* Given exercise *
Put every line of the records below into a numbered list, leaving out any blank lines.

• • • •

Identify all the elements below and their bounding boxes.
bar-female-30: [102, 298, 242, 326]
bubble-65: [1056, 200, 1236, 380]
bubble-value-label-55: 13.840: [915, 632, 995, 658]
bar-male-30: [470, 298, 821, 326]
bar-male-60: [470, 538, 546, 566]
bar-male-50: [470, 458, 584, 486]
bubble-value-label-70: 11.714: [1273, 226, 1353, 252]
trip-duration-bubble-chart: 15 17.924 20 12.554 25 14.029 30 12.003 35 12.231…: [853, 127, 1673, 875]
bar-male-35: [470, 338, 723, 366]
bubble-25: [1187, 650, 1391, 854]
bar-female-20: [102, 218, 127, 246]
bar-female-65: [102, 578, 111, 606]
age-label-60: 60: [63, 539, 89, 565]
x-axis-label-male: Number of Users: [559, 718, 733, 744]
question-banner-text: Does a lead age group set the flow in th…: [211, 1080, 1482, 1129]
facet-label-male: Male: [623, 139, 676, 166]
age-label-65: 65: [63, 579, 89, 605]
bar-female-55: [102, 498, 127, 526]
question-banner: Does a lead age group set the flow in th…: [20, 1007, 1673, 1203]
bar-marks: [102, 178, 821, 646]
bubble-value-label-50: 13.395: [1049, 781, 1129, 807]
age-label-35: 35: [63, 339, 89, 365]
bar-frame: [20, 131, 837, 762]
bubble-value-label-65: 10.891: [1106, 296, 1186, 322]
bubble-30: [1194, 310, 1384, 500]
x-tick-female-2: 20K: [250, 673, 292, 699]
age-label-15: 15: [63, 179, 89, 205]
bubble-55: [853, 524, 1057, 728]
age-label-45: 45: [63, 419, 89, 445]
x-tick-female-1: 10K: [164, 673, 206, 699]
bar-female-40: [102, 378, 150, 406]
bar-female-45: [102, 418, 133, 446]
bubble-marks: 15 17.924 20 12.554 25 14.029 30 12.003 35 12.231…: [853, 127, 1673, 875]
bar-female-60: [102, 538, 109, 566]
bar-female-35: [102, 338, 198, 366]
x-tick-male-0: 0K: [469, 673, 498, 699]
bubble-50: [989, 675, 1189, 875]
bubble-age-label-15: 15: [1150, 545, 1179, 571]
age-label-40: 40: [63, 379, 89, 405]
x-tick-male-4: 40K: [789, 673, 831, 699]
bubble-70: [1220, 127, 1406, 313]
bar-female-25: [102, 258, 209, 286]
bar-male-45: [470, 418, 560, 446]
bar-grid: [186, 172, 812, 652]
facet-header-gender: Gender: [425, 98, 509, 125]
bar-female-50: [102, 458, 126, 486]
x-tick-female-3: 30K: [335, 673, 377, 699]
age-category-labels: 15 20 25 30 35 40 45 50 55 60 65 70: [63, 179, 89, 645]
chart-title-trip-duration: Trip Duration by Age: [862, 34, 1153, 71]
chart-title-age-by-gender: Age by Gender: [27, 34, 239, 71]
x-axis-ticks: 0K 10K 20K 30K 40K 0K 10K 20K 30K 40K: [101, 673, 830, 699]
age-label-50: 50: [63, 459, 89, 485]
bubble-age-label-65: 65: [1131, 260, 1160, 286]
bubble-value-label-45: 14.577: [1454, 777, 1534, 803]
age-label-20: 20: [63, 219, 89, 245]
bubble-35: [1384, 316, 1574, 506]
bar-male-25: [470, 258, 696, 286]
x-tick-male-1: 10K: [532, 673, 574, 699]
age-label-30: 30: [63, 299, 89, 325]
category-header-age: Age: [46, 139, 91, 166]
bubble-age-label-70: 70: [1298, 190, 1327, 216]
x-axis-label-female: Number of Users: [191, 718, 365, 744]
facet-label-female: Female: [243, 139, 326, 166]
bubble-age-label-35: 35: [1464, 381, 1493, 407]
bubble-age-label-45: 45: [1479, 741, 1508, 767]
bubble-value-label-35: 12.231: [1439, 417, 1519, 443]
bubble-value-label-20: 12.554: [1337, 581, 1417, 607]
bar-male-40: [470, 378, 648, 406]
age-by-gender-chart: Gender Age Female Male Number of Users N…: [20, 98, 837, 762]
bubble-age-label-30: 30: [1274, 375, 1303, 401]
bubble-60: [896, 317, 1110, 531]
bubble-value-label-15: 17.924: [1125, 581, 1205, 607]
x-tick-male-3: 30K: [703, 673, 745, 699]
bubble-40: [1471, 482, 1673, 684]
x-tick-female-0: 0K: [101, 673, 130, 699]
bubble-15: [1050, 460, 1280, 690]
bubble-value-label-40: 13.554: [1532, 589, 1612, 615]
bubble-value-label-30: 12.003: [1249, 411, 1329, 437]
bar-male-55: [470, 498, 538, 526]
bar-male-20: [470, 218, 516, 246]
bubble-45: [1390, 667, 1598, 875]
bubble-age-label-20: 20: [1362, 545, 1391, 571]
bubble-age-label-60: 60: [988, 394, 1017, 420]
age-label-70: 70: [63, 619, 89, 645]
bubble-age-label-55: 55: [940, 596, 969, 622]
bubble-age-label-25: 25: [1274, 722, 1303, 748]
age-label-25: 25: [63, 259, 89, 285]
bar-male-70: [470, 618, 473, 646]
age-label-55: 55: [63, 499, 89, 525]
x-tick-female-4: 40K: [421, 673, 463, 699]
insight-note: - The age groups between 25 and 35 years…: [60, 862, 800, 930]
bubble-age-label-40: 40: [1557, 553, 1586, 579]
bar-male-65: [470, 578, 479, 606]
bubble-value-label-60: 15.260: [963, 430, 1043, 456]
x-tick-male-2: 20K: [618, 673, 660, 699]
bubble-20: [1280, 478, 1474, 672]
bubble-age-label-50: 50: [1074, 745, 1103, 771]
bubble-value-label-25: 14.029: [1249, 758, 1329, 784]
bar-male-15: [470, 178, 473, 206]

• • • •

* The answer *
1. Identify all the elements below and their bounding boxes.
2. bar-female-30: [102, 298, 242, 326]
3. bubble-65: [1056, 200, 1236, 380]
4. bubble-value-label-55: 13.840: [915, 632, 995, 658]
5. bar-male-30: [470, 298, 821, 326]
6. bar-male-60: [470, 538, 546, 566]
7. bar-male-50: [470, 458, 584, 486]
8. bubble-value-label-70: 11.714: [1273, 226, 1353, 252]
9. trip-duration-bubble-chart: 15 17.924 20 12.554 25 14.029 30 12.003 35 12.231…: [853, 127, 1673, 875]
10. bar-male-35: [470, 338, 723, 366]
11. bubble-25: [1187, 650, 1391, 854]
12. bar-female-20: [102, 218, 127, 246]
13. bar-female-65: [102, 578, 111, 606]
14. age-label-60: 60: [63, 539, 89, 565]
15. x-axis-label-male: Number of Users: [559, 718, 733, 744]
16. question-banner-text: Does a lead age group set the flow in th…: [211, 1080, 1482, 1129]
17. facet-label-male: Male: [623, 139, 676, 166]
18. age-label-65: 65: [63, 579, 89, 605]
19. bar-female-55: [102, 498, 127, 526]
20. question-banner: Does a lead age group set the flow in th…: [20, 1007, 1673, 1203]
21. bar-marks: [102, 178, 821, 646]
22. bubble-value-label-50: 13.395: [1049, 781, 1129, 807]
23. age-label-35: 35: [63, 339, 89, 365]
24. bar-frame: [20, 131, 837, 762]
25. bubble-value-label-65: 10.891: [1106, 296, 1186, 322]
26. bubble-30: [1194, 310, 1384, 500]
27. x-tick-female-2: 20K: [250, 673, 292, 699]
28. age-label-15: 15: [63, 179, 89, 205]
29. bubble-55: [853, 524, 1057, 728]
30. age-label-45: 45: [63, 419, 89, 445]
31. x-tick-female-1: 10K: [164, 673, 206, 699]
32. bar-female-40: [102, 378, 150, 406]
33. bar-female-45: [102, 418, 133, 446]
34. bubble-marks: 15 17.924 20 12.554 25 14.029 30 12.003 35 12.231…: [853, 127, 1673, 875]
35. bar-female-60: [102, 538, 109, 566]
36. bar-female-35: [102, 338, 198, 366]
37. x-tick-male-0: 0K: [469, 673, 498, 699]
38. bubble-50: [989, 675, 1189, 875]
39. bubble-age-label-15: 15: [1150, 545, 1179, 571]
40. age-label-40: 40: [63, 379, 89, 405]
41. x-tick-male-4: 40K: [789, 673, 831, 699]
42. bubble-70: [1220, 127, 1406, 313]
43. bar-female-25: [102, 258, 209, 286]
44. bar-male-45: [470, 418, 560, 446]
45. bar-grid: [186, 172, 812, 652]
46. facet-header-gender: Gender: [425, 98, 509, 125]
47. bar-female-50: [102, 458, 126, 486]
48. x-tick-female-3: 30K: [335, 673, 377, 699]
49. age-category-labels: 15 20 25 30 35 40 45 50 55 60 65 70: [63, 179, 89, 645]
50. chart-title-trip-duration: Trip Duration by Age: [862, 34, 1153, 71]
51. chart-title-age-by-gender: Age by Gender: [27, 34, 239, 71]
52. x-axis-ticks: 0K 10K 20K 30K 40K 0K 10K 20K 30K 40K: [101, 673, 830, 699]
53. age-label-50: 50: [63, 459, 89, 485]
54. bubble-age-label-65: 65: [1131, 260, 1160, 286]
55. bubble-value-label-45: 14.577: [1454, 777, 1534, 803]
56. age-label-20: 20: [63, 219, 89, 245]
57. bubble-35: [1384, 316, 1574, 506]
58. bar-male-25: [470, 258, 696, 286]
59. x-tick-male-1: 10K: [532, 673, 574, 699]
60. age-label-30: 30: [63, 299, 89, 325]
61. category-header-age: Age: [46, 139, 91, 166]
62. bubble-age-label-70: 70: [1298, 190, 1327, 216]
63. x-axis-label-female: Number of Users: [191, 718, 365, 744]
64. facet-label-female: Female: [243, 139, 326, 166]
65. bubble-age-label-35: 35: [1464, 381, 1493, 407]
66. bubble-age-label-45: 45: [1479, 741, 1508, 767]
67. bubble-value-label-35: 12.231: [1439, 417, 1519, 443]
68. bubble-value-label-20: 12.554: [1337, 581, 1417, 607]
69. bar-male-40: [470, 378, 648, 406]
70. age-by-gender-chart: Gender Age Female Male Number of Users N…: [20, 98, 837, 762]
71. bubble-age-label-30: 30: [1274, 375, 1303, 401]
72. bubble-60: [896, 317, 1110, 531]
73. bubble-value-label-15: 17.924: [1125, 581, 1205, 607]
74. x-tick-male-3: 30K: [703, 673, 745, 699]
75. bubble-40: [1471, 482, 1673, 684]
76. x-tick-female-0: 0K: [101, 673, 130, 699]
77. bubble-15: [1050, 460, 1280, 690]
78. bubble-value-label-40: 13.554: [1532, 589, 1612, 615]
79. bubble-value-label-30: 12.003: [1249, 411, 1329, 437]
80. bar-male-55: [470, 498, 538, 526]
81. bar-male-20: [470, 218, 516, 246]
82. bubble-45: [1390, 667, 1598, 875]
83. bubble-age-label-20: 20: [1362, 545, 1391, 571]
84. bubble-age-label-60: 60: [988, 394, 1017, 420]
85. age-label-70: 70: [63, 619, 89, 645]
86. bubble-age-label-55: 55: [940, 596, 969, 622]
87. bubble-age-label-25: 25: [1274, 722, 1303, 748]
88. age-label-25: 25: [63, 259, 89, 285]
89. bar-male-70: [470, 618, 473, 646]
90. age-label-55: 55: [63, 499, 89, 525]
91. x-tick-female-4: 40K: [421, 673, 463, 699]
92. insight-note: - The age groups between 25 and 35 years…: [60, 862, 800, 930]
93. bubble-age-label-40: 40: [1557, 553, 1586, 579]
94. bar-male-65: [470, 578, 479, 606]
95. bubble-value-label-60: 15.260: [963, 430, 1043, 456]
96. x-tick-male-2: 20K: [618, 673, 660, 699]
97. bubble-20: [1280, 478, 1474, 672]
98. bubble-age-label-50: 50: [1074, 745, 1103, 771]
99. bubble-value-label-25: 14.029: [1249, 758, 1329, 784]
100. bar-male-15: [470, 178, 473, 206]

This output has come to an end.